-- EXERCISE DESCRIPTION --
Repeat each record exactly. Any picture gets left out.

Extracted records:
* * * * * * * * *

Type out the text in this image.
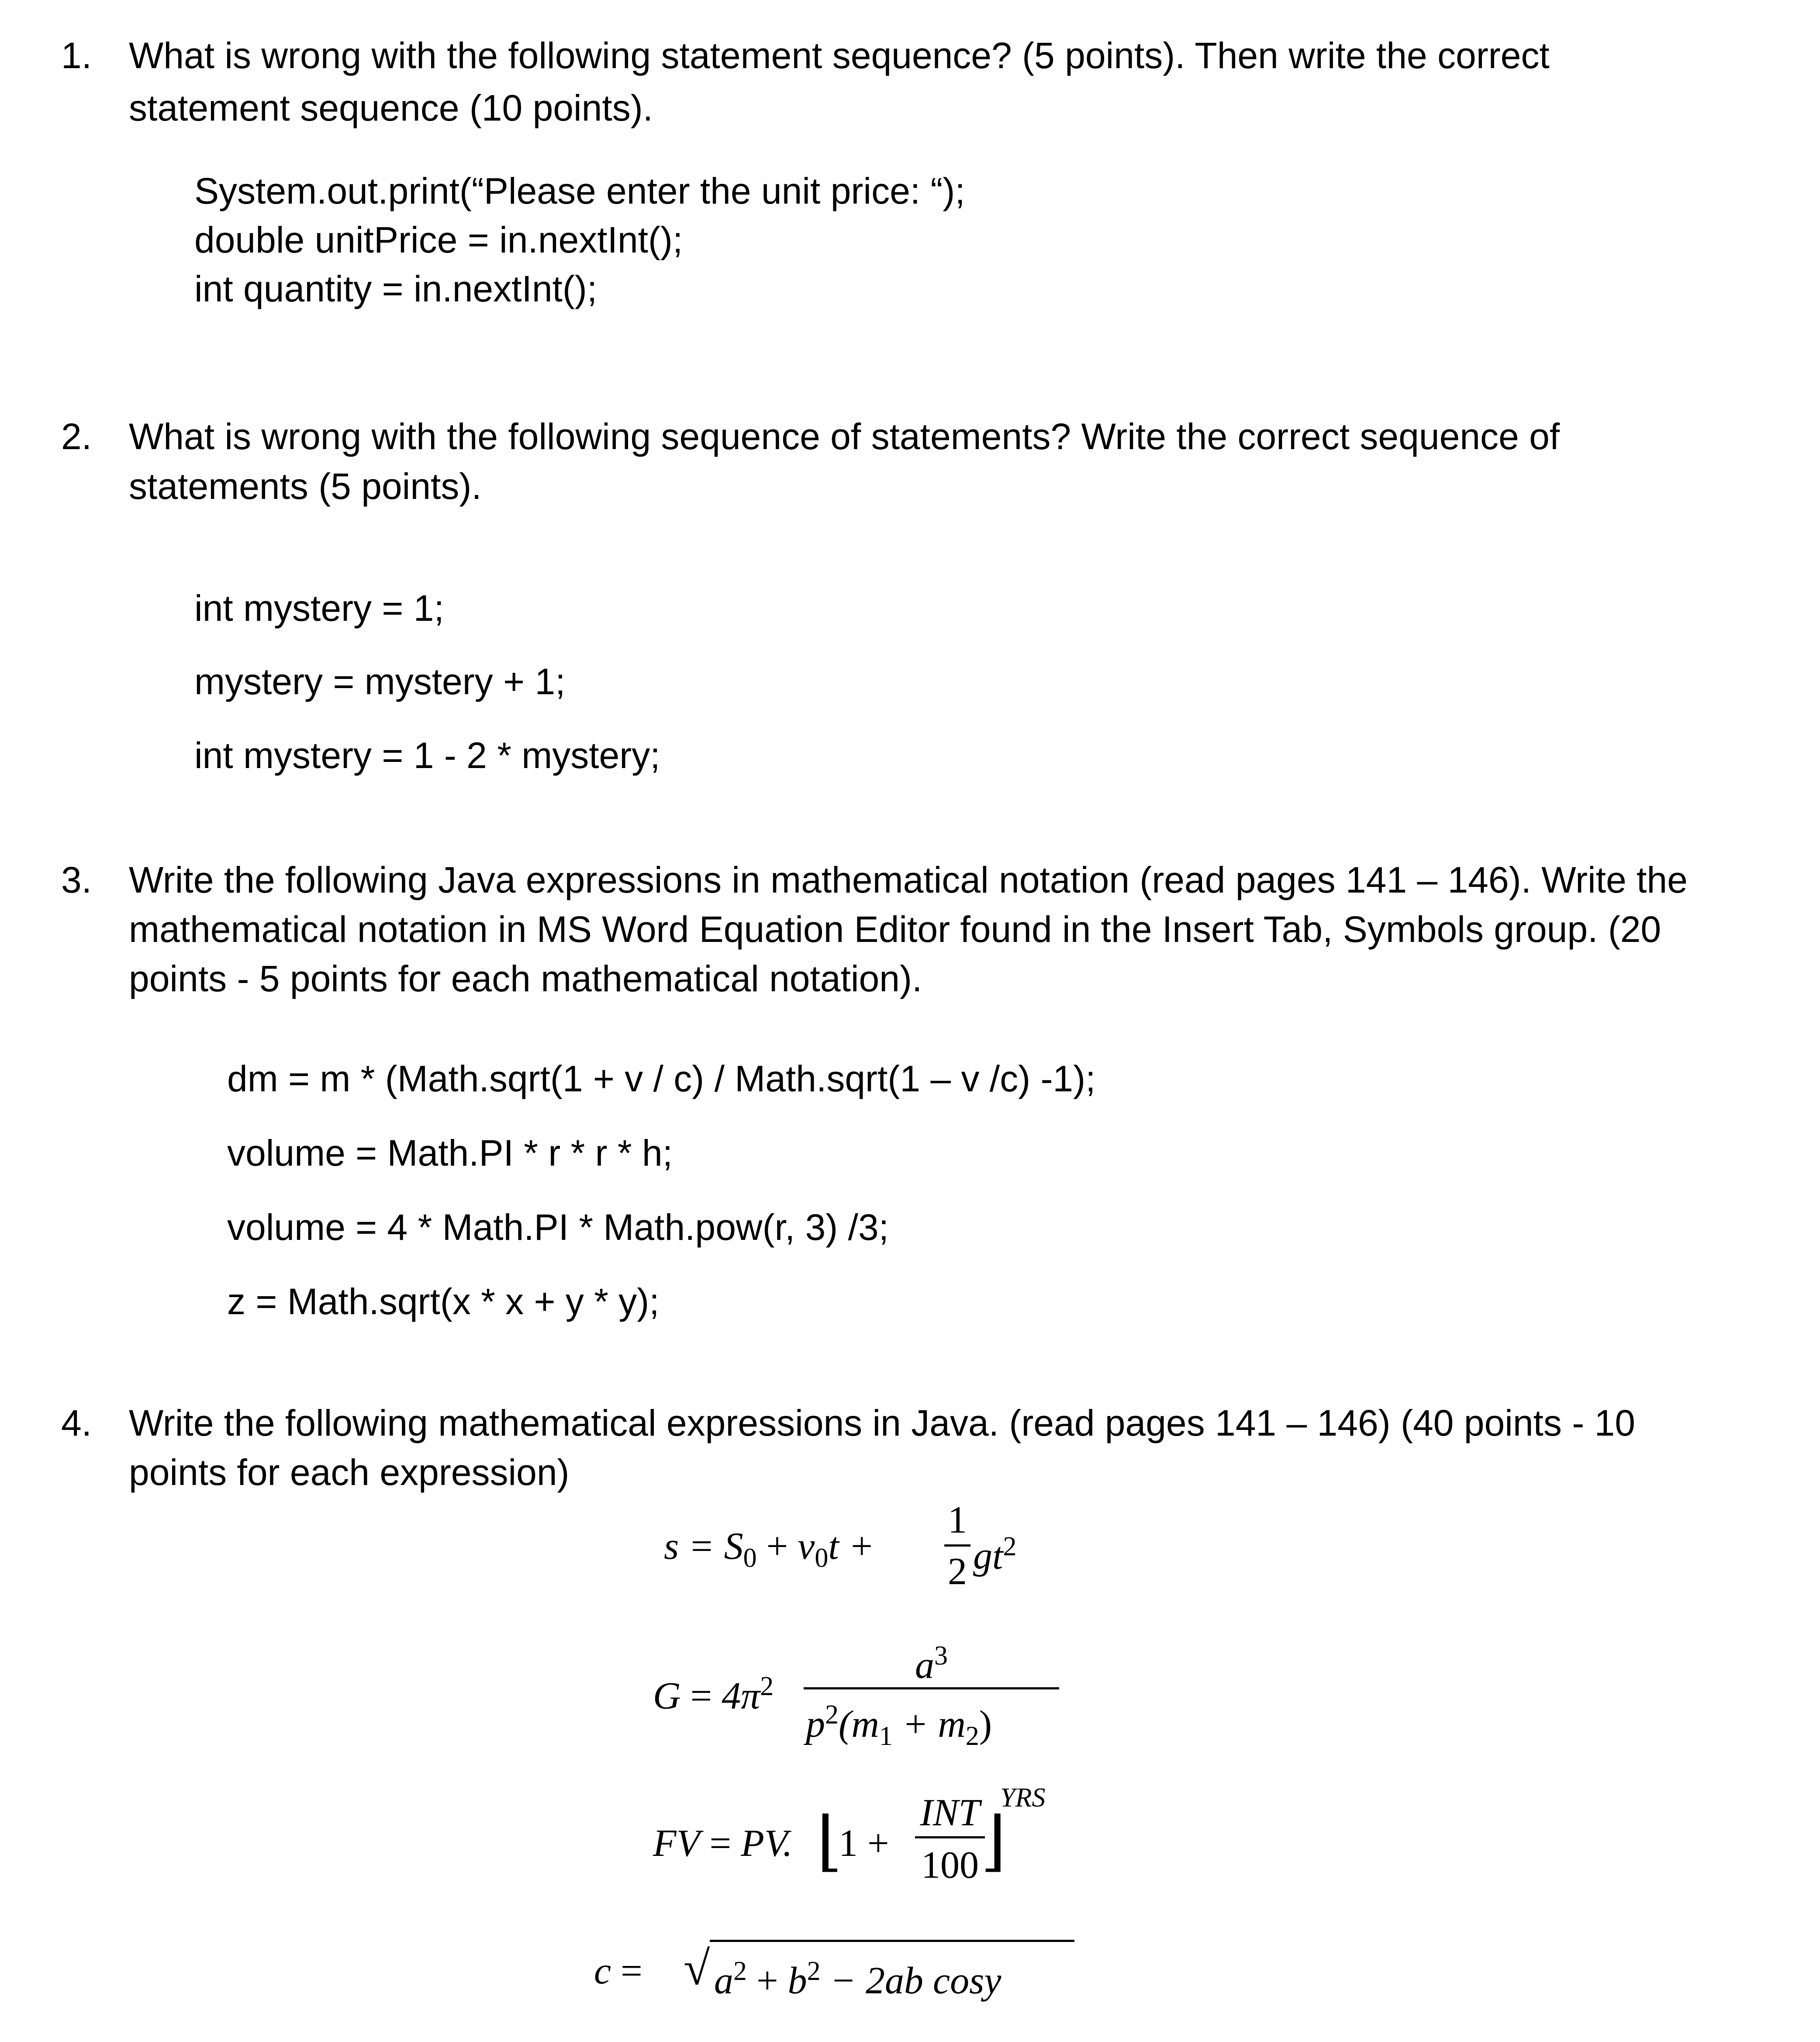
1. What is wrong with the following statement sequence? (5 points). Then write the correct
statement sequence (10 points).
System.out.print(“Please enter the unit price: “);
double unitPrice = in.nextInt();
int quantity = in.nextInt();
2. What is wrong with the following sequence of statements? Write the correct sequence of
statements (5 points).
int mystery = 1;
mystery = mystery + 1;
int mystery = 1 - 2 * mystery;
3. Write the following Java expressions in mathematical notation (read pages 141 – 146). Write the
mathematical notation in MS Word Equation Editor found in the Insert Tab, Symbols group. (20
points - 5 points for each mathematical notation).
dm = m * (Math.sqrt(1 + v / c) / Math.sqrt(1 – v /c) -1);
volume = Math.PI * r * r * h;
volume = 4 * Math.PI * Math.pow(r, 3) /3;
z = Math.sqrt(x * x + y * y);
4. Write the following mathematical expressions in Java. (read pages 141 – 146) (40 points - 10
points for each expression)
$s = S_0 + v_0t$ +
1
2 $gt^2$
$G = 4\pi^2$	$a^3$
$p^2(m_1 + m_2)$
FV = PV. ⌊
1 +
INT
100 ⌋
YRS
c = √ $a^2 + b^2 - 2ab$ cosy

* * * * * * * * *

-- PROBLEM SOLUTION --
Type out the text in this image.
1. What is wrong with the following statement sequence? (5 points). Then write the correct
statement sequence (10 points).
System.out.print(“Please enter the unit price: “);
double unitPrice = in.nextInt();
int quantity = in.nextInt();
2. What is wrong with the following sequence of statements? Write the correct sequence of
statements (5 points).
int mystery = 1;
mystery = mystery + 1;
int mystery = 1 - 2 * mystery;
3. Write the following Java expressions in mathematical notation (read pages 141 – 146). Write the
mathematical notation in MS Word Equation Editor found in the Insert Tab, Symbols group. (20
points - 5 points for each mathematical notation).
dm = m * (Math.sqrt(1 + v / c) / Math.sqrt(1 – v /c) -1);
volume = Math.PI * r * r * h;
volume = 4 * Math.PI * Math.pow(r, 3) /3;
z = Math.sqrt(x * x + y * y);
4. Write the following mathematical expressions in Java. (read pages 141 – 146) (40 points - 10
points for each expression)
$s = S_0 + v_0t$ +
1
2 $gt^2$
$G = 4\pi^2$	$a^3$
$p^2(m_1 + m_2)$
FV = PV. ⌊
1 +
INT
100 ⌋
YRS
c = √ $a^2 + b^2 - 2ab$ cosy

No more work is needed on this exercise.